=== Challenge ===
Reproduce the data below with every occurrence of "settings-item-label" changed to "menu-entry-label", leaving all other text unchanged.

=== Supplied records ===
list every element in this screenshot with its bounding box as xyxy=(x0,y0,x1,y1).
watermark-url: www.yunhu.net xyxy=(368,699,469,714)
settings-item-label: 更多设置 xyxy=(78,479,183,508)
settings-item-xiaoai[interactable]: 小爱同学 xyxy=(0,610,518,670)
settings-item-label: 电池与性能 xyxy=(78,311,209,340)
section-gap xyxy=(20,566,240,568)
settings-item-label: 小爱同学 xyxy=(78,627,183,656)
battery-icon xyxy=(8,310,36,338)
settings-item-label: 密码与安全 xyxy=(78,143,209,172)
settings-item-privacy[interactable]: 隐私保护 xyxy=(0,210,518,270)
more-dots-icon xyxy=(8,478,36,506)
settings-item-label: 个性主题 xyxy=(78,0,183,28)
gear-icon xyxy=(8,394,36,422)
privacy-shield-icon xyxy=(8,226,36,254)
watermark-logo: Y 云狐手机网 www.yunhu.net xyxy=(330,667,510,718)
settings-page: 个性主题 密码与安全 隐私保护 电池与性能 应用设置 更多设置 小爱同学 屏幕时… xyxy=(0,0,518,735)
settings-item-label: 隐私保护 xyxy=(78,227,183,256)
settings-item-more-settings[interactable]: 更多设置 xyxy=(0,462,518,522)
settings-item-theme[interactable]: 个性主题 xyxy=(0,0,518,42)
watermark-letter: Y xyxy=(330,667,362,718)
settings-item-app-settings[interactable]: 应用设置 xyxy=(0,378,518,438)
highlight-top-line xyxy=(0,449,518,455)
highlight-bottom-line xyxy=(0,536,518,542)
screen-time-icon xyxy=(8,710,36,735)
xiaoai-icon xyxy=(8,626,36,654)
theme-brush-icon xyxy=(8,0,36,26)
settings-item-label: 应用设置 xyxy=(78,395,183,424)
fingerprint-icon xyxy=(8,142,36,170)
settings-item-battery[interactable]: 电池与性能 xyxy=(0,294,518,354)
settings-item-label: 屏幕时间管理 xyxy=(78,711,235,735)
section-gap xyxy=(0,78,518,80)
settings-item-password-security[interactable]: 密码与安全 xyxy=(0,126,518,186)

=== Solution for this task ===
list every element in this screenshot with its bounding box as xyxy=(x0,y0,x1,y1).
watermark-url: www.yunhu.net xyxy=(368,699,469,714)
menu-entry-label: 更多设置 xyxy=(78,479,183,508)
settings-item-xiaoai[interactable]: 小爱同学 xyxy=(0,610,518,670)
menu-entry-label: 电池与性能 xyxy=(78,311,209,340)
section-gap xyxy=(20,566,240,568)
menu-entry-label: 小爱同学 xyxy=(78,627,183,656)
battery-icon xyxy=(8,310,36,338)
menu-entry-label: 密码与安全 xyxy=(78,143,209,172)
settings-item-privacy[interactable]: 隐私保护 xyxy=(0,210,518,270)
more-dots-icon xyxy=(8,478,36,506)
menu-entry-label: 个性主题 xyxy=(78,0,183,28)
gear-icon xyxy=(8,394,36,422)
privacy-shield-icon xyxy=(8,226,36,254)
watermark-logo: Y 云狐手机网 www.yunhu.net xyxy=(330,667,510,718)
settings-page: 个性主题 密码与安全 隐私保护 电池与性能 应用设置 更多设置 小爱同学 屏幕时… xyxy=(0,0,518,735)
menu-entry-label: 隐私保护 xyxy=(78,227,183,256)
settings-item-more-settings[interactable]: 更多设置 xyxy=(0,462,518,522)
settings-item-theme[interactable]: 个性主题 xyxy=(0,0,518,42)
watermark-letter: Y xyxy=(330,667,362,718)
settings-item-app-settings[interactable]: 应用设置 xyxy=(0,378,518,438)
highlight-top-line xyxy=(0,449,518,455)
highlight-bottom-line xyxy=(0,536,518,542)
screen-time-icon xyxy=(8,710,36,735)
xiaoai-icon xyxy=(8,626,36,654)
theme-brush-icon xyxy=(8,0,36,26)
menu-entry-label: 应用设置 xyxy=(78,395,183,424)
fingerprint-icon xyxy=(8,142,36,170)
settings-item-battery[interactable]: 电池与性能 xyxy=(0,294,518,354)
menu-entry-label: 屏幕时间管理 xyxy=(78,711,235,735)
section-gap xyxy=(0,78,518,80)
settings-item-password-security[interactable]: 密码与安全 xyxy=(0,126,518,186)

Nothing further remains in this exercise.